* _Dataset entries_

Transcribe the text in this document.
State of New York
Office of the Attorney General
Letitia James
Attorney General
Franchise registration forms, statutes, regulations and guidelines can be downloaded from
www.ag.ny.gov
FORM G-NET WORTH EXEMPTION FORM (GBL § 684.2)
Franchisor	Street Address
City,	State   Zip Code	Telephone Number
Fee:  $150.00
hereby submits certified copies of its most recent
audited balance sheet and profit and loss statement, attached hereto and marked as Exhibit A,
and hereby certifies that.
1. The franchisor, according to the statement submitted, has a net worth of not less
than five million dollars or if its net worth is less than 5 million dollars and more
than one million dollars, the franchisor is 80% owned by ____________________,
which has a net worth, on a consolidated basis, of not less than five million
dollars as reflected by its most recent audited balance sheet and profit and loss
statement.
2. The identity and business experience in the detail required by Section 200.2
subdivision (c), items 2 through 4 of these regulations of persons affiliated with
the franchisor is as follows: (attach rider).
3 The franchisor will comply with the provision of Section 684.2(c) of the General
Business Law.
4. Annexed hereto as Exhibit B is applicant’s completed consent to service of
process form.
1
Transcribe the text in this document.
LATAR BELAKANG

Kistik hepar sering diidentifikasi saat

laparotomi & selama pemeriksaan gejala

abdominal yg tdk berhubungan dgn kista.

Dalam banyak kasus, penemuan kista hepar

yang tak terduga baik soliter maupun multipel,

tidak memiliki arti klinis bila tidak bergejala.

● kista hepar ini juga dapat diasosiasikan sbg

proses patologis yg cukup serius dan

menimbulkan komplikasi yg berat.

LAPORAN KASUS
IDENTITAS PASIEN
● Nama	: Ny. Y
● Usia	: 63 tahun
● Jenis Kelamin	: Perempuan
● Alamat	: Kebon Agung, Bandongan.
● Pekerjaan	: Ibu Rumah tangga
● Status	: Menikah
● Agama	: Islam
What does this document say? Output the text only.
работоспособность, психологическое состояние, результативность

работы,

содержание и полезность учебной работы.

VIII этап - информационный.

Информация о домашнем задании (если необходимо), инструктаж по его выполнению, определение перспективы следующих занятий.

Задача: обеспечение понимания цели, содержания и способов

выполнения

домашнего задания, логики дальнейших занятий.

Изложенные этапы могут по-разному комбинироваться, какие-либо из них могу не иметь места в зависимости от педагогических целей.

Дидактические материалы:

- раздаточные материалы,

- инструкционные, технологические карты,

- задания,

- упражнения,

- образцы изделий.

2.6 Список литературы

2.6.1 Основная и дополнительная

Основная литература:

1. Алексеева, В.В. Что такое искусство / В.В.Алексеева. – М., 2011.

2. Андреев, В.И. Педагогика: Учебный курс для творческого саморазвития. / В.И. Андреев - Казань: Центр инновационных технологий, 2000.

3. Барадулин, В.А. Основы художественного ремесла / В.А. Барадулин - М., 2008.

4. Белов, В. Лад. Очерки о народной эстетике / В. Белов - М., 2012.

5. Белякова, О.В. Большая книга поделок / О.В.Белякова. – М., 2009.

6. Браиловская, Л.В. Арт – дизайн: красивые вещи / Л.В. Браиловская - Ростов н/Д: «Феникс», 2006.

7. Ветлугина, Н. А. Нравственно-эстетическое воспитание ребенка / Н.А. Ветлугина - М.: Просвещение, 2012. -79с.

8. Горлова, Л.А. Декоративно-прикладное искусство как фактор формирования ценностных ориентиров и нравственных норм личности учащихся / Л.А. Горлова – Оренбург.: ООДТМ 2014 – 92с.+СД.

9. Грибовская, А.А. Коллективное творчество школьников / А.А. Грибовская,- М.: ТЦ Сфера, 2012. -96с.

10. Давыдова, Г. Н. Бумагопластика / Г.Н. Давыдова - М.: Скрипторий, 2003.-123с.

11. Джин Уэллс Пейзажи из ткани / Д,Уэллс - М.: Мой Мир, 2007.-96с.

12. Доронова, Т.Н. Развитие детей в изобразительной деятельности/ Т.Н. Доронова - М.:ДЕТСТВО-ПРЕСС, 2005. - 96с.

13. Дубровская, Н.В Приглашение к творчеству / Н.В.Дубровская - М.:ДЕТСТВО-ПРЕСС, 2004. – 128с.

* _Work instructions_
Would you give the material above again, complete and exact?

* _Response_
Transcribe the text in this document.
State of New York
Office of the Attorney General
Letitia James
Attorney General
Franchise registration forms, statutes, regulations and guidelines can be downloaded from
www.ag.ny.gov
FORM G-NET WORTH EXEMPTION FORM (GBL § 684.2)
Franchisor	Street Address
City,	State   Zip Code	Telephone Number
Fee:  $150.00
hereby submits certified copies of its most recent
audited balance sheet and profit and loss statement, attached hereto and marked as Exhibit A,
and hereby certifies that.
1. The franchisor, according to the statement submitted, has a net worth of not less
than five million dollars or if its net worth is less than 5 million dollars and more
than one million dollars, the franchisor is 80% owned by ____________________,
which has a net worth, on a consolidated basis, of not less than five million
dollars as reflected by its most recent audited balance sheet and profit and loss
statement.
2. The identity and business experience in the detail required by Section 200.2
subdivision (c), items 2 through 4 of these regulations of persons affiliated with
the franchisor is as follows: (attach rider).
3 The franchisor will comply with the provision of Section 684.2(c) of the General
Business Law.
4. Annexed hereto as Exhibit B is applicant’s completed consent to service of
process form.
1
Transcribe the text in this document.
LATAR BELAKANG

Kistik hepar sering diidentifikasi saat

laparotomi & selama pemeriksaan gejala

abdominal yg tdk berhubungan dgn kista.

Dalam banyak kasus, penemuan kista hepar

yang tak terduga baik soliter maupun multipel,

tidak memiliki arti klinis bila tidak bergejala.

● kista hepar ini juga dapat diasosiasikan sbg

proses patologis yg cukup serius dan

menimbulkan komplikasi yg berat.

LAPORAN KASUS
IDENTITAS PASIEN
● Nama	: Ny. Y
● Usia	: 63 tahun
● Jenis Kelamin	: Perempuan
● Alamat	: Kebon Agung, Bandongan.
● Pekerjaan	: Ibu Rumah tangga
● Status	: Menikah
● Agama	: Islam
What does this document say? Output the text only.
работоспособность, психологическое состояние, результативность

работы,

содержание и полезность учебной работы.

VIII этап - информационный.

Информация о домашнем задании (если необходимо), инструктаж по его выполнению, определение перспективы следующих занятий.

Задача: обеспечение понимания цели, содержания и способов

выполнения

домашнего задания, логики дальнейших занятий.

Изложенные этапы могут по-разному комбинироваться, какие-либо из них могу не иметь места в зависимости от педагогических целей.

Дидактические материалы:

- раздаточные материалы,

- инструкционные, технологические карты,

- задания,

- упражнения,

- образцы изделий.

2.6 Список литературы

2.6.1 Основная и дополнительная

Основная литература:

1. Алексеева, В.В. Что такое искусство / В.В.Алексеева. – М., 2011.

2. Андреев, В.И. Педагогика: Учебный курс для творческого саморазвития. / В.И. Андреев - Казань: Центр инновационных технологий, 2000.

3. Барадулин, В.А. Основы художественного ремесла / В.А. Барадулин - М., 2008.

4. Белов, В. Лад. Очерки о народной эстетике / В. Белов - М., 2012.

5. Белякова, О.В. Большая книга поделок / О.В.Белякова. – М., 2009.

6. Браиловская, Л.В. Арт – дизайн: красивые вещи / Л.В. Браиловская - Ростов н/Д: «Феникс», 2006.

7. Ветлугина, Н. А. Нравственно-эстетическое воспитание ребенка / Н.А. Ветлугина - М.: Просвещение, 2012. -79с.

8. Горлова, Л.А. Декоративно-прикладное искусство как фактор формирования ценностных ориентиров и нравственных норм личности учащихся / Л.А. Горлова – Оренбург.: ООДТМ 2014 – 92с.+СД.

9. Грибовская, А.А. Коллективное творчество школьников / А.А. Грибовская,- М.: ТЦ Сфера, 2012. -96с.

10. Давыдова, Г. Н. Бумагопластика / Г.Н. Давыдова - М.: Скрипторий, 2003.-123с.

11. Джин Уэллс Пейзажи из ткани / Д,Уэллс - М.: Мой Мир, 2007.-96с.

12. Доронова, Т.Н. Развитие детей в изобразительной деятельности/ Т.Н. Доронова - М.:ДЕТСТВО-ПРЕСС, 2005. - 96с.

13. Дубровская, Н.В Приглашение к творчеству / Н.В.Дубровская - М.:ДЕТСТВО-ПРЕСС, 2004. – 128с.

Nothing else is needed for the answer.